**Entries provided**:
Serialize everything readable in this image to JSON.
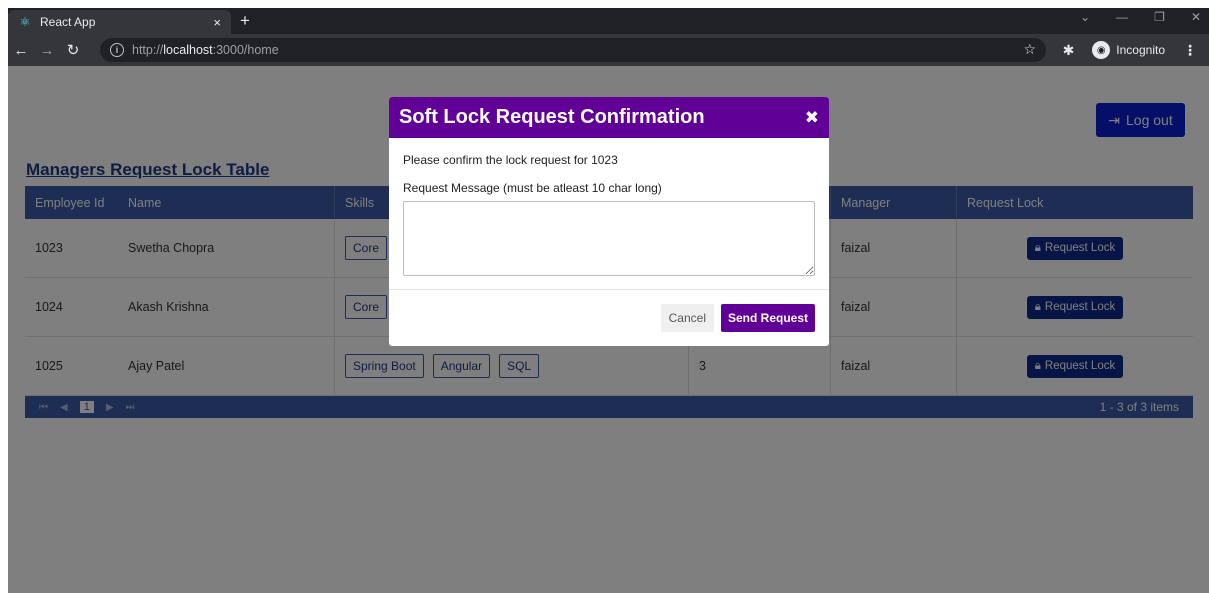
{
  "browser": {
    "tab_title": "React App",
    "tab_close": "×",
    "new_tab": "+",
    "url_prefix": "http://",
    "url_host": "localhost",
    "url_path": ":3000/home",
    "incognito_label": "Incognito"
  },
  "header": {
    "logout_label": "Log out"
  },
  "table": {
    "title": "Managers Request Lock Table",
    "columns": [
      "Employee Id",
      "Name",
      "Skills",
      "",
      "Manager",
      "Request Lock"
    ],
    "rows": [
      {
        "id": "1023",
        "name": "Swetha Chopra",
        "skills": [
          "Core"
        ],
        "exp": "",
        "manager": "faizal",
        "action": "Request Lock"
      },
      {
        "id": "1024",
        "name": "Akash Krishna",
        "skills": [
          "Core"
        ],
        "exp": "",
        "manager": "faizal",
        "action": "Request Lock"
      },
      {
        "id": "1025",
        "name": "Ajay Patel",
        "skills": [
          "Spring Boot",
          "Angular",
          "SQL"
        ],
        "exp": "3",
        "manager": "faizal",
        "action": "Request Lock"
      }
    ],
    "pager": {
      "current_page": "1",
      "info": "1 - 3 of 3 items"
    }
  },
  "modal": {
    "title": "Soft Lock Request Confirmation",
    "confirm_text": "Please confirm the lock request for 1023",
    "message_label": "Request Message (must be atleast 10 char long)",
    "message_value": "",
    "cancel_label": "Cancel",
    "send_label": "Send Request"
  },
  "colors": {
    "modal_header": "#610096",
    "grid_header": "#3d5aa7",
    "logout_button": "#0d1fd0"
  }
}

**What you have to do**: Write out the entries again, exactly as given, skipping any images.

**Written solution**:
Serialize everything readable in this image to JSON.
{
  "browser": {
    "tab_title": "React App",
    "tab_close": "×",
    "new_tab": "+",
    "url_prefix": "http://",
    "url_host": "localhost",
    "url_path": ":3000/home",
    "incognito_label": "Incognito"
  },
  "header": {
    "logout_label": "Log out"
  },
  "table": {
    "title": "Managers Request Lock Table",
    "columns": [
      "Employee Id",
      "Name",
      "Skills",
      "",
      "Manager",
      "Request Lock"
    ],
    "rows": [
      {
        "id": "1023",
        "name": "Swetha Chopra",
        "skills": [
          "Core"
        ],
        "exp": "",
        "manager": "faizal",
        "action": "Request Lock"
      },
      {
        "id": "1024",
        "name": "Akash Krishna",
        "skills": [
          "Core"
        ],
        "exp": "",
        "manager": "faizal",
        "action": "Request Lock"
      },
      {
        "id": "1025",
        "name": "Ajay Patel",
        "skills": [
          "Spring Boot",
          "Angular",
          "SQL"
        ],
        "exp": "3",
        "manager": "faizal",
        "action": "Request Lock"
      }
    ],
    "pager": {
      "current_page": "1",
      "info": "1 - 3 of 3 items"
    }
  },
  "modal": {
    "title": "Soft Lock Request Confirmation",
    "confirm_text": "Please confirm the lock request for 1023",
    "message_label": "Request Message (must be atleast 10 char long)",
    "message_value": "",
    "cancel_label": "Cancel",
    "send_label": "Send Request"
  },
  "colors": {
    "modal_header": "#610096",
    "grid_header": "#3d5aa7",
    "logout_button": "#0d1fd0"
  }
}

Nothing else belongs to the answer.